Copy every line from the material below that holds "grid".

--- BEGIN RECORDS FOR THIS EXERCISE ---

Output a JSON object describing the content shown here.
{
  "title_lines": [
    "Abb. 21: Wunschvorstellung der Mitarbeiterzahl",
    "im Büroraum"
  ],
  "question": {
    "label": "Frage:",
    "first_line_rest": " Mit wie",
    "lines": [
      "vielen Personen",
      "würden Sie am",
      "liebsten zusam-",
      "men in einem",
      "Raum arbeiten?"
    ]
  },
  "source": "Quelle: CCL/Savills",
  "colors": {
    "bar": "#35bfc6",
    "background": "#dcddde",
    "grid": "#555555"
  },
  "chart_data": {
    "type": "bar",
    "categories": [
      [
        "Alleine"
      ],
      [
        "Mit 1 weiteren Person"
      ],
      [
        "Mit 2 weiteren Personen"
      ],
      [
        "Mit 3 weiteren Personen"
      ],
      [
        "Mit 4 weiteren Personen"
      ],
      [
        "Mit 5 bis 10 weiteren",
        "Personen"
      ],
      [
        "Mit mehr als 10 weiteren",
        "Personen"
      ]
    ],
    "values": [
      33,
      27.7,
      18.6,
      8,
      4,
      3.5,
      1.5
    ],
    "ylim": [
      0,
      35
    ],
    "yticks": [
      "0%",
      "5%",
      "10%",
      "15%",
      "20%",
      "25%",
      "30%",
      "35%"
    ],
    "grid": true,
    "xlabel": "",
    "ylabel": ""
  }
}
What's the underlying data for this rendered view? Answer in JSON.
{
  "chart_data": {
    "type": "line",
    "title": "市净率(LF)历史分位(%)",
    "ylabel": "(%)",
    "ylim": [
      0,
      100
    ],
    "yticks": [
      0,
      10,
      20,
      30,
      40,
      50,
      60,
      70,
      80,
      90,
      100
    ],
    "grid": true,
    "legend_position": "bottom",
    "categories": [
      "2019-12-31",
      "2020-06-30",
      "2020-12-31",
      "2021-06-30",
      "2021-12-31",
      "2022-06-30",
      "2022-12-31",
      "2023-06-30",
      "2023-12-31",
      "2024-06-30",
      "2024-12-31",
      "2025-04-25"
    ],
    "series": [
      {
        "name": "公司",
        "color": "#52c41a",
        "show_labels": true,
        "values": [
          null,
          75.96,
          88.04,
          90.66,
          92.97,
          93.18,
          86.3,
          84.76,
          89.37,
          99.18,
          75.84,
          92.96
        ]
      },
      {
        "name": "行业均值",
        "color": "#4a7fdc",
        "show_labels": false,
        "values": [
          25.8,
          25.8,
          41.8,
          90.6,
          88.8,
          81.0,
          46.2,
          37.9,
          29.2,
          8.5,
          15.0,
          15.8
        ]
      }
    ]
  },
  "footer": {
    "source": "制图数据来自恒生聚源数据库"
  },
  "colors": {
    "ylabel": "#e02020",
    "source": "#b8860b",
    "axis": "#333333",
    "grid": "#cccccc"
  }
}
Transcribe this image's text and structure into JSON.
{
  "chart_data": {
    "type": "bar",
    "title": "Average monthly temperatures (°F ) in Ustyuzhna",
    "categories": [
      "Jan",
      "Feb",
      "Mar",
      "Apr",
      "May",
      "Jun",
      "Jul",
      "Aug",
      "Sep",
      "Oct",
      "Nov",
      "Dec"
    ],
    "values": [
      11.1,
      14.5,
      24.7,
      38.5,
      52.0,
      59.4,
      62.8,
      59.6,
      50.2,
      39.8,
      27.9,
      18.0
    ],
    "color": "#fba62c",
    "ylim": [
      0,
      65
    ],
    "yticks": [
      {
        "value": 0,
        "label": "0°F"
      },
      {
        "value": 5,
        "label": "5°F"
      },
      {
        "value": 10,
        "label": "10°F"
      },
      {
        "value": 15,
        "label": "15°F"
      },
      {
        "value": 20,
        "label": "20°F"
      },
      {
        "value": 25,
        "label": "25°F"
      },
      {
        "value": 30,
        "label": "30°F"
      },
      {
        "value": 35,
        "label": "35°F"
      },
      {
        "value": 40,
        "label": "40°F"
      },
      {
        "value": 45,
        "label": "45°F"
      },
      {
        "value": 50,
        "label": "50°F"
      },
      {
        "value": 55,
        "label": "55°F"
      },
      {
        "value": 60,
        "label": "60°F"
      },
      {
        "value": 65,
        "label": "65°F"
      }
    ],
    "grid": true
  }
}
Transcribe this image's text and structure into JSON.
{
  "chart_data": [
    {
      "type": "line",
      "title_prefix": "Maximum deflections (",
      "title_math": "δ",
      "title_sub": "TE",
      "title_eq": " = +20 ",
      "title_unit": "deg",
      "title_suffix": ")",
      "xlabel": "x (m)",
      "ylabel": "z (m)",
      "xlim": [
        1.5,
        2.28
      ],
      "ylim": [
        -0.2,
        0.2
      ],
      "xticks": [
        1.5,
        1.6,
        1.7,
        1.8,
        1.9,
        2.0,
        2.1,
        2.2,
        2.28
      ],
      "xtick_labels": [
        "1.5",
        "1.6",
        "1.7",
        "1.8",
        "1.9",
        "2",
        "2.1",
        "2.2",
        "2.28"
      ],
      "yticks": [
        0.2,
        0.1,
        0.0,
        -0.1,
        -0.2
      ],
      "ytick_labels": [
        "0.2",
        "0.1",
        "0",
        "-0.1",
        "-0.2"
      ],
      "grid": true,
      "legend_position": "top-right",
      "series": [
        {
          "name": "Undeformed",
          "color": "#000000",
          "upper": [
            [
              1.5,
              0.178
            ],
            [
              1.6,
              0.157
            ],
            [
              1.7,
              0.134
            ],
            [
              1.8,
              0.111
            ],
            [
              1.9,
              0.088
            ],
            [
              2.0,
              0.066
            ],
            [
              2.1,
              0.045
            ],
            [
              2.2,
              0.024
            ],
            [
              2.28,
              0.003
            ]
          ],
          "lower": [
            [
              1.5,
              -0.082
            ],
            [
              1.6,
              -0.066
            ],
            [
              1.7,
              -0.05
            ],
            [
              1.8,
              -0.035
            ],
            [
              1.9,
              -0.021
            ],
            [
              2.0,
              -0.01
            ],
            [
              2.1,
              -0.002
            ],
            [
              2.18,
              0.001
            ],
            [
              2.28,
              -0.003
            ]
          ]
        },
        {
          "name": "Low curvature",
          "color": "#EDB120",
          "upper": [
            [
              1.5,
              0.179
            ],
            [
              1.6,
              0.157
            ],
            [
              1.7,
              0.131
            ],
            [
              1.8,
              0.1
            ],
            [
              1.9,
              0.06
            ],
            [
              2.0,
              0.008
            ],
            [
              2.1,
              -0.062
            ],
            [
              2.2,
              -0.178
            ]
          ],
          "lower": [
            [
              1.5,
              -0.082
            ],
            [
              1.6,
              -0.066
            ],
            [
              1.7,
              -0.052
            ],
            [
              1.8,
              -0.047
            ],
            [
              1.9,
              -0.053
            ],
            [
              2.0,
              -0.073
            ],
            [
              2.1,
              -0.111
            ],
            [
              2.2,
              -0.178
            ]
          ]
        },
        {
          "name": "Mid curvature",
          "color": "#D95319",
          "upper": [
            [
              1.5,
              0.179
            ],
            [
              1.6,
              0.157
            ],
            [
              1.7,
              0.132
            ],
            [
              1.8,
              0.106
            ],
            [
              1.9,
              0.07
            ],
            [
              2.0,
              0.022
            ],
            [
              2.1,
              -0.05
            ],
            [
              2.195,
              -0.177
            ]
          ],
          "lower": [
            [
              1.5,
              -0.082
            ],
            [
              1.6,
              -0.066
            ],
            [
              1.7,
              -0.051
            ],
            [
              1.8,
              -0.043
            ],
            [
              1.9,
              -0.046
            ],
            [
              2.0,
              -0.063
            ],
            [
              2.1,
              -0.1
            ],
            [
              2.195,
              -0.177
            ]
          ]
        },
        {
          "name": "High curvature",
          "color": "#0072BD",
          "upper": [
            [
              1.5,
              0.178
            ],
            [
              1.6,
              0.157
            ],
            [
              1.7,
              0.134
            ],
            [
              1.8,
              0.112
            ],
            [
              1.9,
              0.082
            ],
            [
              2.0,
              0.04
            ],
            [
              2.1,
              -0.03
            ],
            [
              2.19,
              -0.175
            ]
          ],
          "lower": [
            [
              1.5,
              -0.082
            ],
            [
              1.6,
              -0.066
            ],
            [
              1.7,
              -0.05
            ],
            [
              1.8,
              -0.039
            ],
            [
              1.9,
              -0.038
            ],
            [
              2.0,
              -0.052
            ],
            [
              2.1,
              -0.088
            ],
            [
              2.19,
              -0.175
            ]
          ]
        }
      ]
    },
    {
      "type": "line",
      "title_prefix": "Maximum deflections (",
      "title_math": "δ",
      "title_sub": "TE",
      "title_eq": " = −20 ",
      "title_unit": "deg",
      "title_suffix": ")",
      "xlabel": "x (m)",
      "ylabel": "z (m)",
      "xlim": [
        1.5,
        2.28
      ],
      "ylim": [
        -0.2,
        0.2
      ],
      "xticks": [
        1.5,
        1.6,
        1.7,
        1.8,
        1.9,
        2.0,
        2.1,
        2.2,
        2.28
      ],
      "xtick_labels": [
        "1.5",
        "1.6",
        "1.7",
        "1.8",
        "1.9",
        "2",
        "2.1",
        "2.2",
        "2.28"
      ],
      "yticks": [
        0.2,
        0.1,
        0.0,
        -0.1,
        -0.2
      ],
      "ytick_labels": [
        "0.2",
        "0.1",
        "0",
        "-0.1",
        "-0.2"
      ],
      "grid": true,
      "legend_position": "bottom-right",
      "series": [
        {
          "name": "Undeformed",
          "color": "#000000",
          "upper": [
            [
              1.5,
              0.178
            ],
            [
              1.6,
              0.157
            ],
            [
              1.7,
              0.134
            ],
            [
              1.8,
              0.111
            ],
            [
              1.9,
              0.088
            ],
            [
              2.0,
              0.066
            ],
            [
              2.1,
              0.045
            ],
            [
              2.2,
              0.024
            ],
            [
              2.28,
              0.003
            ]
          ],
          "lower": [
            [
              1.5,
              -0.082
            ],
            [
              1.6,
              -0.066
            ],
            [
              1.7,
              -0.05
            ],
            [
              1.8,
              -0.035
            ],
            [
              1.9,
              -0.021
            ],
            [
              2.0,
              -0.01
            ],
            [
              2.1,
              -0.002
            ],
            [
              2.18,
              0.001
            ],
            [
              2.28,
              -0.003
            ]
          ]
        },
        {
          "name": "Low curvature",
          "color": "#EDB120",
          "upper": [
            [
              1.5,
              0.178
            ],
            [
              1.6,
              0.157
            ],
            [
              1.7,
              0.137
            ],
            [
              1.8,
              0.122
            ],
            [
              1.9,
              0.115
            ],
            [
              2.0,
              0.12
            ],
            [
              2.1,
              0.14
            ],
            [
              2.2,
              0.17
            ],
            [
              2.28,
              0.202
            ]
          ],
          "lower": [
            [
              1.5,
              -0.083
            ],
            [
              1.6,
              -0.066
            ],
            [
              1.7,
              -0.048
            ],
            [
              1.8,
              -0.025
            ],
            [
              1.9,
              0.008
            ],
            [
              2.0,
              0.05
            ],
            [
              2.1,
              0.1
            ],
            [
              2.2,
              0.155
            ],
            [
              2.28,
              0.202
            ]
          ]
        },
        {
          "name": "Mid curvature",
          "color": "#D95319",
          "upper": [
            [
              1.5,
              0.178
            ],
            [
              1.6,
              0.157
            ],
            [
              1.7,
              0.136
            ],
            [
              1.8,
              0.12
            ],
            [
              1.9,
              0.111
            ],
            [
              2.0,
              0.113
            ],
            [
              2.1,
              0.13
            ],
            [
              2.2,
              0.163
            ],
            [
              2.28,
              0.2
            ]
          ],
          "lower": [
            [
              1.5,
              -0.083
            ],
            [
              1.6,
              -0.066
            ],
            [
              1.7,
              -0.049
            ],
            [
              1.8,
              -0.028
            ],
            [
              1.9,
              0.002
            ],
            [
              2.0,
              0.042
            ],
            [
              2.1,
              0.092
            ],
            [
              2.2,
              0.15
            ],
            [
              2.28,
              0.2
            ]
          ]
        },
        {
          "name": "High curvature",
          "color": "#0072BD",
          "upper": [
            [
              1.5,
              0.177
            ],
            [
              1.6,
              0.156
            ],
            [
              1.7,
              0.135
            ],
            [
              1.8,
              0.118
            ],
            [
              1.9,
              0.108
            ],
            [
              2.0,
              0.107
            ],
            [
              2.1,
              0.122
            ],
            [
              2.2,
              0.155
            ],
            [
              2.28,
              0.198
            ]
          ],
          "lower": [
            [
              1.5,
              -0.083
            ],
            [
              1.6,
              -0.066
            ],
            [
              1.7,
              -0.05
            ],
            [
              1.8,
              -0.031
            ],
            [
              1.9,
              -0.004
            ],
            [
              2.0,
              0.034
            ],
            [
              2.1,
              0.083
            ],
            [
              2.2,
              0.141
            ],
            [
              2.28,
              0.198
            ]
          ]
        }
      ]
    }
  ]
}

--- END RECORDS FOR THIS EXERCISE ---

- [EXPECTED ANSWER]
    "grid": "#555555"
    "grid": true,
    "grid": true,
    "grid": "#cccccc"
    "grid": true
      "grid": true,
      "grid": true,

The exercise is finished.